▶ **DATA LISTING**
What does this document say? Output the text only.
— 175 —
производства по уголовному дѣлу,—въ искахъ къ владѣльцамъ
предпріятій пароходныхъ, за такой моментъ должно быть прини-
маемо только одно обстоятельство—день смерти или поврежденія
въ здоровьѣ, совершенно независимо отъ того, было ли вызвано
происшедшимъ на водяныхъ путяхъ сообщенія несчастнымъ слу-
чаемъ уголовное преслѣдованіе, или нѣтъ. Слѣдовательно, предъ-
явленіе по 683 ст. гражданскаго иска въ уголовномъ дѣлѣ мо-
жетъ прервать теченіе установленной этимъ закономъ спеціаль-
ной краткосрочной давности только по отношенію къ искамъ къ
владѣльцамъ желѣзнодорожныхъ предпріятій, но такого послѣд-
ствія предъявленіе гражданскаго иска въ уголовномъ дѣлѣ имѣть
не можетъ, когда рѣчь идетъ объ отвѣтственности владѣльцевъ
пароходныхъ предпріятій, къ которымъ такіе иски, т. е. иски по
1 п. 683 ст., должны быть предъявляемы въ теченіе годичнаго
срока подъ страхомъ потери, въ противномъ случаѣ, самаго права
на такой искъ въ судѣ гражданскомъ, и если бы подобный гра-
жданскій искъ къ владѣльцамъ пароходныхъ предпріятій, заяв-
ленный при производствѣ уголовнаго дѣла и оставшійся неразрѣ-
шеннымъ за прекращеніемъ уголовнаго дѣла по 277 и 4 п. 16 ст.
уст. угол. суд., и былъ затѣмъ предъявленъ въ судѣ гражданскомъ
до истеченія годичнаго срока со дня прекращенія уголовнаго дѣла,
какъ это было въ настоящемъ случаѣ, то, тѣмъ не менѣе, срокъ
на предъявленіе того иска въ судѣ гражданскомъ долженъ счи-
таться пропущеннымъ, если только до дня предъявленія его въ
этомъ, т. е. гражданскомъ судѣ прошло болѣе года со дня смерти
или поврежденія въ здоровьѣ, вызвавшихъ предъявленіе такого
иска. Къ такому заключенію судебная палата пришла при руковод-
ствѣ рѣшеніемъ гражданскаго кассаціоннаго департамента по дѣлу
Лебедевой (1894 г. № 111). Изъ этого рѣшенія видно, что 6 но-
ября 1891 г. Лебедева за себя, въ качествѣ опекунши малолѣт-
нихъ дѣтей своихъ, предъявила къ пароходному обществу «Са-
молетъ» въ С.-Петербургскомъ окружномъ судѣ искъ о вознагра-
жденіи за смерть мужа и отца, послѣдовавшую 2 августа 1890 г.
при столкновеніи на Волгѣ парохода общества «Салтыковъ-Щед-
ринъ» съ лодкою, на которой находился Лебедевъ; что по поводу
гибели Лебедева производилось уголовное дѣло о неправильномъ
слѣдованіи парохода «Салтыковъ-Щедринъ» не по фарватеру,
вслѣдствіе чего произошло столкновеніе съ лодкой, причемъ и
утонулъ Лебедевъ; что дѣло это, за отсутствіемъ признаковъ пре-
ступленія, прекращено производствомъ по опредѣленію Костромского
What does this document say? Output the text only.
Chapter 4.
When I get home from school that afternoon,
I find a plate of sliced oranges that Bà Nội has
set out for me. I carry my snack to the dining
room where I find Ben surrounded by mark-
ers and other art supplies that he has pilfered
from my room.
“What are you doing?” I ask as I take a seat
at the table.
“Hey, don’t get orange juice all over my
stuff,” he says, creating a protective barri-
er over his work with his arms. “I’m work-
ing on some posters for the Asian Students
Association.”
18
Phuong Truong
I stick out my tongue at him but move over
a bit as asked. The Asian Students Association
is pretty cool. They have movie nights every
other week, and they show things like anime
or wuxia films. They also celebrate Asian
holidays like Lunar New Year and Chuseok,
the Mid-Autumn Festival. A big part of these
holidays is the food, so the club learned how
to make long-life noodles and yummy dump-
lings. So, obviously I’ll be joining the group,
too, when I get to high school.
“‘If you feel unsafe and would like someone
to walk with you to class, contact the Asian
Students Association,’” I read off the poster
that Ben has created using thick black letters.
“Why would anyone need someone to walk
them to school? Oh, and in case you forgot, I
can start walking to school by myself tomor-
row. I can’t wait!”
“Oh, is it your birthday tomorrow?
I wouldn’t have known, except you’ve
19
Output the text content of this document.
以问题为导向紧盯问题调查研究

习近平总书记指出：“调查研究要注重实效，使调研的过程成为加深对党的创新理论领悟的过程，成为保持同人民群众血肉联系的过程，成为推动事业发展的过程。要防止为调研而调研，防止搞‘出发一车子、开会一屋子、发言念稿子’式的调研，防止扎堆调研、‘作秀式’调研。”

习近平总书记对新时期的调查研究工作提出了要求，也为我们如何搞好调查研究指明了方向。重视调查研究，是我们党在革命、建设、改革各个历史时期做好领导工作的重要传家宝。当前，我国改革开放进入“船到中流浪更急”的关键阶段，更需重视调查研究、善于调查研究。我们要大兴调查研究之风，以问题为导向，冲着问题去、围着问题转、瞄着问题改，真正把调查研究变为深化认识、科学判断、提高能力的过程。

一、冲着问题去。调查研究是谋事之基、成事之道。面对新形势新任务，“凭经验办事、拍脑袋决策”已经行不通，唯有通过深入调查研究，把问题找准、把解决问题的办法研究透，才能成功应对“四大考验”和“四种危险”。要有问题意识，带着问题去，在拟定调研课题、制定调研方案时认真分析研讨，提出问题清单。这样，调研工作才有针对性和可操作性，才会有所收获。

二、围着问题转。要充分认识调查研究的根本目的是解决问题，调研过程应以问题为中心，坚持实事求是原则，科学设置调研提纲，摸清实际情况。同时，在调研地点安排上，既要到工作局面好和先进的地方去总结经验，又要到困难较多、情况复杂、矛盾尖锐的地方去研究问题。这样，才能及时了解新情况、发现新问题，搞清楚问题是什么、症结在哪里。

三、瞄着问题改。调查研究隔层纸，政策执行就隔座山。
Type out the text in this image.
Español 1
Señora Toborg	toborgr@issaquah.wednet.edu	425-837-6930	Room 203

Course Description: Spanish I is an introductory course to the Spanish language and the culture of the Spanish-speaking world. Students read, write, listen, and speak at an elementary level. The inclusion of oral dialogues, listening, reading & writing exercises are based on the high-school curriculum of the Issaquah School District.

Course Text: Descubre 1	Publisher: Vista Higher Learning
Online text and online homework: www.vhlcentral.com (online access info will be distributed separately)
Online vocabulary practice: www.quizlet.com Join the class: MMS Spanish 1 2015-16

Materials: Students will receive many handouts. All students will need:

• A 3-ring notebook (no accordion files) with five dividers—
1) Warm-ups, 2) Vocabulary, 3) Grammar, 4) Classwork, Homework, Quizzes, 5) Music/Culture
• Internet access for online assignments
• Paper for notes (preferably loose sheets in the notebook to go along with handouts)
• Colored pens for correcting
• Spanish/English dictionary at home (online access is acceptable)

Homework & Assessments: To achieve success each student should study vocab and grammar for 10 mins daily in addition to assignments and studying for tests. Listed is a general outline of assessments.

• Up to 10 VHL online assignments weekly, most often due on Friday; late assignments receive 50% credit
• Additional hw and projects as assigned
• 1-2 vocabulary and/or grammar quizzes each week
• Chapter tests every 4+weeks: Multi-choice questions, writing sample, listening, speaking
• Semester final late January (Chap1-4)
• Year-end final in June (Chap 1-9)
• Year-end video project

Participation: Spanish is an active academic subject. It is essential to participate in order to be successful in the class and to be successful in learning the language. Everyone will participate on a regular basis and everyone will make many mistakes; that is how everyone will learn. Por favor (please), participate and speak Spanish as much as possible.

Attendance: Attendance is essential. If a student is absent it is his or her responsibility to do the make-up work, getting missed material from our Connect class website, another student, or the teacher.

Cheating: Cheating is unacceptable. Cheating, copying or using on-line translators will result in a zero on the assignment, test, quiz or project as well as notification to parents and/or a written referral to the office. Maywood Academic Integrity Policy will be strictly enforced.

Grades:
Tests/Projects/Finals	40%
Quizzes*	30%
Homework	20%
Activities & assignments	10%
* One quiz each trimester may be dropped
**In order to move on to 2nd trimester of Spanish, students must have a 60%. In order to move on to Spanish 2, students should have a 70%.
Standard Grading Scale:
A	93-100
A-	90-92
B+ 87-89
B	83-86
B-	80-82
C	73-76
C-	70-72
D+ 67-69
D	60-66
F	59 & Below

▶ **WHAT YOU HAVE TO DO**
Copy every line above in which the string "trimester" shows up.

▶ **WRITTEN RESPONSE**
* One quiz each trimester may be dropped
**In order to move on to 2nd trimester of Spanish, students must have a 60%. In order to move on to Spanish 2, students should have a 70%.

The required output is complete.